Information shown:
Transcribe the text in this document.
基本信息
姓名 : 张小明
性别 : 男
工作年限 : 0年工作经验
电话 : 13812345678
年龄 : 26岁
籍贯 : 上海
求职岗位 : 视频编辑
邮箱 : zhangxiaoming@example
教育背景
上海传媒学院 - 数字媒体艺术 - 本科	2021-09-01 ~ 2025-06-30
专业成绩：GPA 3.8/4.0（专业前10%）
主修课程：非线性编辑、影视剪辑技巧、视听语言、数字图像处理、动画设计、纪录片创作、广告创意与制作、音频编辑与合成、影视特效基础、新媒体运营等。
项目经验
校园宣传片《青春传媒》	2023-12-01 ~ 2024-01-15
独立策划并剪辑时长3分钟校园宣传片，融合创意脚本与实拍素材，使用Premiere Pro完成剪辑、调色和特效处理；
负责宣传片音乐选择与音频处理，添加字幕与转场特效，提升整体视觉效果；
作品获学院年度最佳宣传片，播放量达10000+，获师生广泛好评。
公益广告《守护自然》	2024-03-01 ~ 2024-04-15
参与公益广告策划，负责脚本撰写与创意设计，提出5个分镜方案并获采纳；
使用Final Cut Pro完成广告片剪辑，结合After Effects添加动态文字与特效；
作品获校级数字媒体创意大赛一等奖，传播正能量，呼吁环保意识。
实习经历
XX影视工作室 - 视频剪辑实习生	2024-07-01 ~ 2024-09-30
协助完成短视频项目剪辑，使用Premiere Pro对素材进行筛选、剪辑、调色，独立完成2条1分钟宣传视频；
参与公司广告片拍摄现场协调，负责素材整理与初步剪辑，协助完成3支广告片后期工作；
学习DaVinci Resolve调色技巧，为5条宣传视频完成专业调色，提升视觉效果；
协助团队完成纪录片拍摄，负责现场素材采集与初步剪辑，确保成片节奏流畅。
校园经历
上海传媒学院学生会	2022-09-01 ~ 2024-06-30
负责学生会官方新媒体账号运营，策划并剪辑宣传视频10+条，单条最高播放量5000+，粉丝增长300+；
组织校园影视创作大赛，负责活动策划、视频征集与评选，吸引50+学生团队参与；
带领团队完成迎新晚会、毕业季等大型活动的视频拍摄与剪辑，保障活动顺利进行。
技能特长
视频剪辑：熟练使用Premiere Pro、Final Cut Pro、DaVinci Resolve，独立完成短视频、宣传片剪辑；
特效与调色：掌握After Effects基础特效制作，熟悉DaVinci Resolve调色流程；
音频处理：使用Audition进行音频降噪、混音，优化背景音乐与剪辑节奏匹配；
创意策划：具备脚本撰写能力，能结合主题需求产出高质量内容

Written request:
Type out all of the material again, word for word.

Answer to the task:
Transcribe the text in this document.
基本信息
姓名 : 张小明
性别 : 男
工作年限 : 0年工作经验
电话 : 13812345678
年龄 : 26岁
籍贯 : 上海
求职岗位 : 视频编辑
邮箱 : zhangxiaoming@example
教育背景
上海传媒学院 - 数字媒体艺术 - 本科	2021-09-01 ~ 2025-06-30
专业成绩：GPA 3.8/4.0（专业前10%）
主修课程：非线性编辑、影视剪辑技巧、视听语言、数字图像处理、动画设计、纪录片创作、广告创意与制作、音频编辑与合成、影视特效基础、新媒体运营等。
项目经验
校园宣传片《青春传媒》	2023-12-01 ~ 2024-01-15
独立策划并剪辑时长3分钟校园宣传片，融合创意脚本与实拍素材，使用Premiere Pro完成剪辑、调色和特效处理；
负责宣传片音乐选择与音频处理，添加字幕与转场特效，提升整体视觉效果；
作品获学院年度最佳宣传片，播放量达10000+，获师生广泛好评。
公益广告《守护自然》	2024-03-01 ~ 2024-04-15
参与公益广告策划，负责脚本撰写与创意设计，提出5个分镜方案并获采纳；
使用Final Cut Pro完成广告片剪辑，结合After Effects添加动态文字与特效；
作品获校级数字媒体创意大赛一等奖，传播正能量，呼吁环保意识。
实习经历
XX影视工作室 - 视频剪辑实习生	2024-07-01 ~ 2024-09-30
协助完成短视频项目剪辑，使用Premiere Pro对素材进行筛选、剪辑、调色，独立完成2条1分钟宣传视频；
参与公司广告片拍摄现场协调，负责素材整理与初步剪辑，协助完成3支广告片后期工作；
学习DaVinci Resolve调色技巧，为5条宣传视频完成专业调色，提升视觉效果；
协助团队完成纪录片拍摄，负责现场素材采集与初步剪辑，确保成片节奏流畅。
校园经历
上海传媒学院学生会	2022-09-01 ~ 2024-06-30
负责学生会官方新媒体账号运营，策划并剪辑宣传视频10+条，单条最高播放量5000+，粉丝增长300+；
组织校园影视创作大赛，负责活动策划、视频征集与评选，吸引50+学生团队参与；
带领团队完成迎新晚会、毕业季等大型活动的视频拍摄与剪辑，保障活动顺利进行。
技能特长
视频剪辑：熟练使用Premiere Pro、Final Cut Pro、DaVinci Resolve，独立完成短视频、宣传片剪辑；
特效与调色：掌握After Effects基础特效制作，熟悉DaVinci Resolve调色流程；
音频处理：使用Audition进行音频降噪、混音，优化背景音乐与剪辑节奏匹配；
创意策划：具备脚本撰写能力，能结合主题需求产出高质量内容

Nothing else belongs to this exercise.